- [Aim of the task]:
Every line of the material is to be repeated exactly as it stands.

- [Information given]:

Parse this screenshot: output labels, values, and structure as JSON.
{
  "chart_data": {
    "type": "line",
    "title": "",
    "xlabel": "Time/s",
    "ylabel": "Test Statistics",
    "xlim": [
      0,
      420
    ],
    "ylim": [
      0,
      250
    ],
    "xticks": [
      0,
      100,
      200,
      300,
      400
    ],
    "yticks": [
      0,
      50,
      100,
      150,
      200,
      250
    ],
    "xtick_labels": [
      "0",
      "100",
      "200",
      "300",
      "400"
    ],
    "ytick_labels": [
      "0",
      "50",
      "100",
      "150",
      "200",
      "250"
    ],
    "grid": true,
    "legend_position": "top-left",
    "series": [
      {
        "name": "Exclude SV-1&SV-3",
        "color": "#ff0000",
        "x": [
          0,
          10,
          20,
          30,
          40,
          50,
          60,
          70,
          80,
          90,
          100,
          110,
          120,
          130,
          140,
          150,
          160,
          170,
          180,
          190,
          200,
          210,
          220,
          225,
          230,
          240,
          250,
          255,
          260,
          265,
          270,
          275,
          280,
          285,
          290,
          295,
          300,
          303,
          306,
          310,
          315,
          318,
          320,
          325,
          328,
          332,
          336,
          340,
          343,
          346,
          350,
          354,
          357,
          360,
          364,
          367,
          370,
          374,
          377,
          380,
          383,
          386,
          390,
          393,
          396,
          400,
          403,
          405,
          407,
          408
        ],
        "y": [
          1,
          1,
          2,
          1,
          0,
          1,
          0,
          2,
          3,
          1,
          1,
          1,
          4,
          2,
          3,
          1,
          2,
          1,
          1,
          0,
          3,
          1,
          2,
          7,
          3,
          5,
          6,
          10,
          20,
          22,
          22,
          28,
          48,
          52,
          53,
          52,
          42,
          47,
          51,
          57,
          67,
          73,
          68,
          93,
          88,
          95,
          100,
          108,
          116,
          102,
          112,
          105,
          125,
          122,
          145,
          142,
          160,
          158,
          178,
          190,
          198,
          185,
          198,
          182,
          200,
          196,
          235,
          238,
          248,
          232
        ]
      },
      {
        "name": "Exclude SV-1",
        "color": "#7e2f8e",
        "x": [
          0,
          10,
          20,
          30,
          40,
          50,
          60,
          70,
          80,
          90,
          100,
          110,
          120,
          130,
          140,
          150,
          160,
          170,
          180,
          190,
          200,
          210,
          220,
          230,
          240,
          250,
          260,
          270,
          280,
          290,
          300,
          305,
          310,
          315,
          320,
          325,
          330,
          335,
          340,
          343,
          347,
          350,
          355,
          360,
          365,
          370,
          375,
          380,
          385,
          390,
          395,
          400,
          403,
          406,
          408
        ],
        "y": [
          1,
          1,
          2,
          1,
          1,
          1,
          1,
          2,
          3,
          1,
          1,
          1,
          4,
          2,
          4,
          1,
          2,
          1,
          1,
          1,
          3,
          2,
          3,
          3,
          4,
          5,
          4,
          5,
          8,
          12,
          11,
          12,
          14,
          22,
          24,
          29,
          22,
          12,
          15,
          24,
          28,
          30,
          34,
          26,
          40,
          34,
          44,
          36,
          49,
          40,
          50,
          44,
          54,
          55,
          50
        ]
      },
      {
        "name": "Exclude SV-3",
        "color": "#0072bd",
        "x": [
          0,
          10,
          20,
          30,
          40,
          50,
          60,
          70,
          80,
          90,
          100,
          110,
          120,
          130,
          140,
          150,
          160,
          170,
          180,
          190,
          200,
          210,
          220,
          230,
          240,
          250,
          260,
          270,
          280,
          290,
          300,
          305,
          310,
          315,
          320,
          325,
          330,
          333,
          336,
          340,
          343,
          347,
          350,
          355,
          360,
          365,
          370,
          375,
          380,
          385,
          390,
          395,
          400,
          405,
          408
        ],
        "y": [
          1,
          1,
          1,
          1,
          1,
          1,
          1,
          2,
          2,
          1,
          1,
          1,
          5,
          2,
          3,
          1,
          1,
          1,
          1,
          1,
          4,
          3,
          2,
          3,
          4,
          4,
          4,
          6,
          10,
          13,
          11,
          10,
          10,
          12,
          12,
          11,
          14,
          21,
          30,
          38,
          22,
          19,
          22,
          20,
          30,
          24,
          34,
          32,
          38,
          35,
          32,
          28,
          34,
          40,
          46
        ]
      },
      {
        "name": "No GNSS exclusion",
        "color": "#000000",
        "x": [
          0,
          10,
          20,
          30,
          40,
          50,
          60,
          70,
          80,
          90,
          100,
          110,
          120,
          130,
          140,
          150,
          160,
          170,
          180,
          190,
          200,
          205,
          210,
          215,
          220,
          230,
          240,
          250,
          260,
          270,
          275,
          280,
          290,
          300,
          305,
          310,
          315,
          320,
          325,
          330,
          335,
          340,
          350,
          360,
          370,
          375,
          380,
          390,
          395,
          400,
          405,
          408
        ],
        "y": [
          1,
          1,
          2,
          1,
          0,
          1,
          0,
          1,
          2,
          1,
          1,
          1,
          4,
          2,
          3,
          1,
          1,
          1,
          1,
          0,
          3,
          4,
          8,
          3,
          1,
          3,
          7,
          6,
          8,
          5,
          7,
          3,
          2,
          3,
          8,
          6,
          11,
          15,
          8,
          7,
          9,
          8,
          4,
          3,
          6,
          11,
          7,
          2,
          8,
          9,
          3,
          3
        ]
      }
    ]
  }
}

- [Exercise answer]:
Parse this screenshot: output labels, values, and structure as JSON.
{
  "chart_data": {
    "type": "line",
    "title": "",
    "xlabel": "Time/s",
    "ylabel": "Test Statistics",
    "xlim": [
      0,
      420
    ],
    "ylim": [
      0,
      250
    ],
    "xticks": [
      0,
      100,
      200,
      300,
      400
    ],
    "yticks": [
      0,
      50,
      100,
      150,
      200,
      250
    ],
    "xtick_labels": [
      "0",
      "100",
      "200",
      "300",
      "400"
    ],
    "ytick_labels": [
      "0",
      "50",
      "100",
      "150",
      "200",
      "250"
    ],
    "grid": true,
    "legend_position": "top-left",
    "series": [
      {
        "name": "Exclude SV-1&SV-3",
        "color": "#ff0000",
        "x": [
          0,
          10,
          20,
          30,
          40,
          50,
          60,
          70,
          80,
          90,
          100,
          110,
          120,
          130,
          140,
          150,
          160,
          170,
          180,
          190,
          200,
          210,
          220,
          225,
          230,
          240,
          250,
          255,
          260,
          265,
          270,
          275,
          280,
          285,
          290,
          295,
          300,
          303,
          306,
          310,
          315,
          318,
          320,
          325,
          328,
          332,
          336,
          340,
          343,
          346,
          350,
          354,
          357,
          360,
          364,
          367,
          370,
          374,
          377,
          380,
          383,
          386,
          390,
          393,
          396,
          400,
          403,
          405,
          407,
          408
        ],
        "y": [
          1,
          1,
          2,
          1,
          0,
          1,
          0,
          2,
          3,
          1,
          1,
          1,
          4,
          2,
          3,
          1,
          2,
          1,
          1,
          0,
          3,
          1,
          2,
          7,
          3,
          5,
          6,
          10,
          20,
          22,
          22,
          28,
          48,
          52,
          53,
          52,
          42,
          47,
          51,
          57,
          67,
          73,
          68,
          93,
          88,
          95,
          100,
          108,
          116,
          102,
          112,
          105,
          125,
          122,
          145,
          142,
          160,
          158,
          178,
          190,
          198,
          185,
          198,
          182,
          200,
          196,
          235,
          238,
          248,
          232
        ]
      },
      {
        "name": "Exclude SV-1",
        "color": "#7e2f8e",
        "x": [
          0,
          10,
          20,
          30,
          40,
          50,
          60,
          70,
          80,
          90,
          100,
          110,
          120,
          130,
          140,
          150,
          160,
          170,
          180,
          190,
          200,
          210,
          220,
          230,
          240,
          250,
          260,
          270,
          280,
          290,
          300,
          305,
          310,
          315,
          320,
          325,
          330,
          335,
          340,
          343,
          347,
          350,
          355,
          360,
          365,
          370,
          375,
          380,
          385,
          390,
          395,
          400,
          403,
          406,
          408
        ],
        "y": [
          1,
          1,
          2,
          1,
          1,
          1,
          1,
          2,
          3,
          1,
          1,
          1,
          4,
          2,
          4,
          1,
          2,
          1,
          1,
          1,
          3,
          2,
          3,
          3,
          4,
          5,
          4,
          5,
          8,
          12,
          11,
          12,
          14,
          22,
          24,
          29,
          22,
          12,
          15,
          24,
          28,
          30,
          34,
          26,
          40,
          34,
          44,
          36,
          49,
          40,
          50,
          44,
          54,
          55,
          50
        ]
      },
      {
        "name": "Exclude SV-3",
        "color": "#0072bd",
        "x": [
          0,
          10,
          20,
          30,
          40,
          50,
          60,
          70,
          80,
          90,
          100,
          110,
          120,
          130,
          140,
          150,
          160,
          170,
          180,
          190,
          200,
          210,
          220,
          230,
          240,
          250,
          260,
          270,
          280,
          290,
          300,
          305,
          310,
          315,
          320,
          325,
          330,
          333,
          336,
          340,
          343,
          347,
          350,
          355,
          360,
          365,
          370,
          375,
          380,
          385,
          390,
          395,
          400,
          405,
          408
        ],
        "y": [
          1,
          1,
          1,
          1,
          1,
          1,
          1,
          2,
          2,
          1,
          1,
          1,
          5,
          2,
          3,
          1,
          1,
          1,
          1,
          1,
          4,
          3,
          2,
          3,
          4,
          4,
          4,
          6,
          10,
          13,
          11,
          10,
          10,
          12,
          12,
          11,
          14,
          21,
          30,
          38,
          22,
          19,
          22,
          20,
          30,
          24,
          34,
          32,
          38,
          35,
          32,
          28,
          34,
          40,
          46
        ]
      },
      {
        "name": "No GNSS exclusion",
        "color": "#000000",
        "x": [
          0,
          10,
          20,
          30,
          40,
          50,
          60,
          70,
          80,
          90,
          100,
          110,
          120,
          130,
          140,
          150,
          160,
          170,
          180,
          190,
          200,
          205,
          210,
          215,
          220,
          230,
          240,
          250,
          260,
          270,
          275,
          280,
          290,
          300,
          305,
          310,
          315,
          320,
          325,
          330,
          335,
          340,
          350,
          360,
          370,
          375,
          380,
          390,
          395,
          400,
          405,
          408
        ],
        "y": [
          1,
          1,
          2,
          1,
          0,
          1,
          0,
          1,
          2,
          1,
          1,
          1,
          4,
          2,
          3,
          1,
          1,
          1,
          1,
          0,
          3,
          4,
          8,
          3,
          1,
          3,
          7,
          6,
          8,
          5,
          7,
          3,
          2,
          3,
          8,
          6,
          11,
          15,
          8,
          7,
          9,
          8,
          4,
          3,
          6,
          11,
          7,
          2,
          8,
          9,
          3,
          3
        ]
      }
    ]
  }
}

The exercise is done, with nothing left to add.